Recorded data
*****

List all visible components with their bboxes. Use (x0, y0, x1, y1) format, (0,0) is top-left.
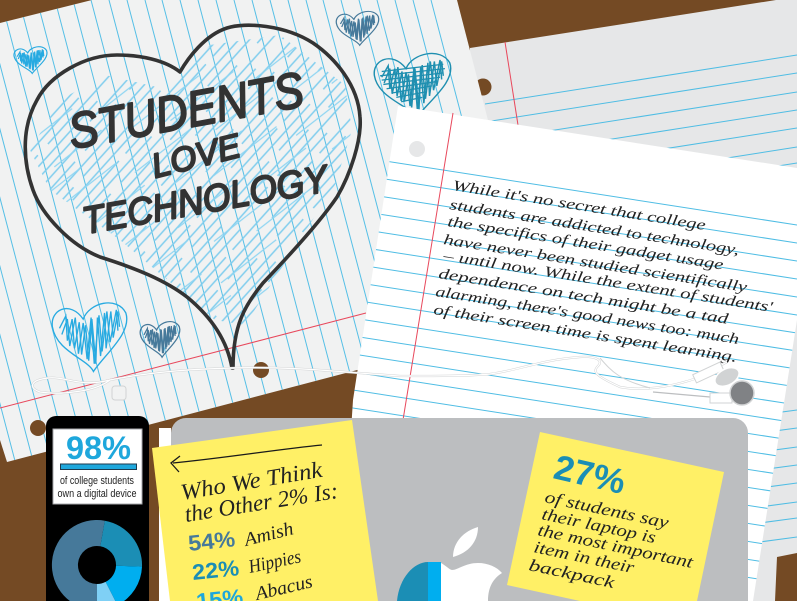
text block: intro handwriting: the specifics of their gadget usage (446, 214, 725, 274)
title: STUDENTS (64, 61, 308, 160)
stat list: 22% (191, 555, 240, 585)
stat list: Amish (240, 518, 296, 551)
text block: laptop stat: item in their (532, 537, 636, 577)
stat list: 54% (187, 526, 236, 556)
text block: intro handwriting: alarming, there's good news too: much (434, 284, 740, 348)
text block: laptop stat: their laptop is (540, 504, 658, 547)
icon: apple logo (397, 527, 502, 601)
text block: laptop stat: of students say (543, 487, 671, 532)
text block: intro handwriting: have never been studied scientifically (442, 232, 749, 296)
icon: big hand-drawn heart (25, 25, 360, 368)
chart: blue scribble fill inside big heart (30, 36, 351, 324)
stat screen: 98%: 98% (66, 430, 131, 466)
icon: slate heart bottom (140, 322, 180, 357)
heading: the Other 2% Is: (183, 478, 340, 527)
stat screen: 98%: own a digital device (58, 488, 136, 500)
icon: small blue heart top left (14, 47, 47, 73)
panel: front white notebook paper (340, 106, 797, 601)
panel: back grey notebook paper (470, 0, 797, 601)
icon: blue heart bottom left (52, 303, 127, 371)
title (64, 61, 333, 243)
text block: laptop stat (527, 487, 696, 592)
text block: intro handwriting: – until now. While the extent of students' (441, 248, 775, 316)
icon: small slate heart top (336, 11, 379, 45)
heading (179, 457, 340, 527)
text block: intro handwriting: While it's no secret that college (451, 178, 707, 234)
panel: iPod (46, 416, 149, 601)
text block: intro handwriting: students are addicted to technology, (448, 197, 740, 259)
panel: heart notebook paper (0, 0, 488, 462)
text block: intro handwriting: of their screen time is spent learning. (432, 302, 738, 366)
text block: intro handwriting: dependence on tech might be a tad (437, 266, 730, 328)
text block: intro handwriting (432, 178, 775, 366)
stat list: Hippies (246, 546, 303, 578)
icon: teal heart top right (374, 53, 451, 118)
stat screen: 98% (53, 429, 142, 504)
text block: laptop stat: backpack (527, 555, 617, 592)
title: TECHNOLOGY (79, 158, 333, 243)
decorative white paper strip (159, 428, 171, 601)
arrow (171, 445, 322, 472)
text block: laptop stat: the most important (536, 520, 696, 572)
title: LOVE (148, 127, 245, 186)
heading: Who We Think (179, 457, 325, 505)
stat: 27%: 27% (550, 448, 629, 502)
panel: laptop lid (171, 418, 748, 601)
stat screen: 98%: of college students (60, 475, 134, 487)
panel: sticky note 27% (507, 432, 724, 601)
icon: earbud cable and earbuds (32, 357, 754, 405)
stat list (187, 518, 315, 601)
panel: sticky note who we think (152, 420, 378, 601)
chart: donut (52, 520, 142, 601)
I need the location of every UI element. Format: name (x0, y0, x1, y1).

*****

Set down every line of the records above word for word, leaving out the pictures.

EXERCISE OUTPUT:
List all visible components with their bboxes. Use (x0, y0, x1, y1) format, (0,0) is top-left.
text block: intro handwriting: the specifics of their gadget usage (446, 214, 725, 274)
title: STUDENTS (64, 61, 308, 160)
stat list: 22% (191, 555, 240, 585)
stat list: Amish (240, 518, 296, 551)
text block: laptop stat: item in their (532, 537, 636, 577)
stat list: 54% (187, 526, 236, 556)
text block: intro handwriting: alarming, there's good news too: much (434, 284, 740, 348)
text block: laptop stat: their laptop is (540, 504, 658, 547)
icon: apple logo (397, 527, 502, 601)
text block: laptop stat: of students say (543, 487, 671, 532)
text block: intro handwriting: have never been studied scientifically (442, 232, 749, 296)
icon: big hand-drawn heart (25, 25, 360, 368)
chart: blue scribble fill inside big heart (30, 36, 351, 324)
stat screen: 98%: 98% (66, 430, 131, 466)
icon: slate heart bottom (140, 322, 180, 357)
heading: the Other 2% Is: (183, 478, 340, 527)
stat screen: 98%: own a digital device (58, 488, 136, 500)
icon: small blue heart top left (14, 47, 47, 73)
panel: front white notebook paper (340, 106, 797, 601)
panel: back grey notebook paper (470, 0, 797, 601)
icon: blue heart bottom left (52, 303, 127, 371)
title (64, 61, 333, 243)
text block: laptop stat (527, 487, 696, 592)
text block: intro handwriting: – until now. While the extent of students' (441, 248, 775, 316)
icon: small slate heart top (336, 11, 379, 45)
heading (179, 457, 340, 527)
text block: intro handwriting: While it's no secret that college (451, 178, 707, 234)
panel: iPod (46, 416, 149, 601)
text block: intro handwriting: students are addicted to technology, (448, 197, 740, 259)
panel: heart notebook paper (0, 0, 488, 462)
text block: intro handwriting: of their screen time is spent learning. (432, 302, 738, 366)
text block: intro handwriting: dependence on tech might be a tad (437, 266, 730, 328)
text block: intro handwriting (432, 178, 775, 366)
stat list: Hippies (246, 546, 303, 578)
icon: teal heart top right (374, 53, 451, 118)
stat screen: 98% (53, 429, 142, 504)
text block: laptop stat: backpack (527, 555, 617, 592)
title: TECHNOLOGY (79, 158, 333, 243)
decorative white paper strip (159, 428, 171, 601)
arrow (171, 445, 322, 472)
text block: laptop stat: the most important (536, 520, 696, 572)
title: LOVE (148, 127, 245, 186)
heading: Who We Think (179, 457, 325, 505)
stat: 27%: 27% (550, 448, 629, 502)
panel: laptop lid (171, 418, 748, 601)
stat screen: 98%: of college students (60, 475, 134, 487)
panel: sticky note 27% (507, 432, 724, 601)
icon: earbud cable and earbuds (32, 357, 754, 405)
stat list (187, 518, 315, 601)
panel: sticky note who we think (152, 420, 378, 601)
chart: donut (52, 520, 142, 601)
I need the location of every UI element. Format: name (x0, y0, x1, y1).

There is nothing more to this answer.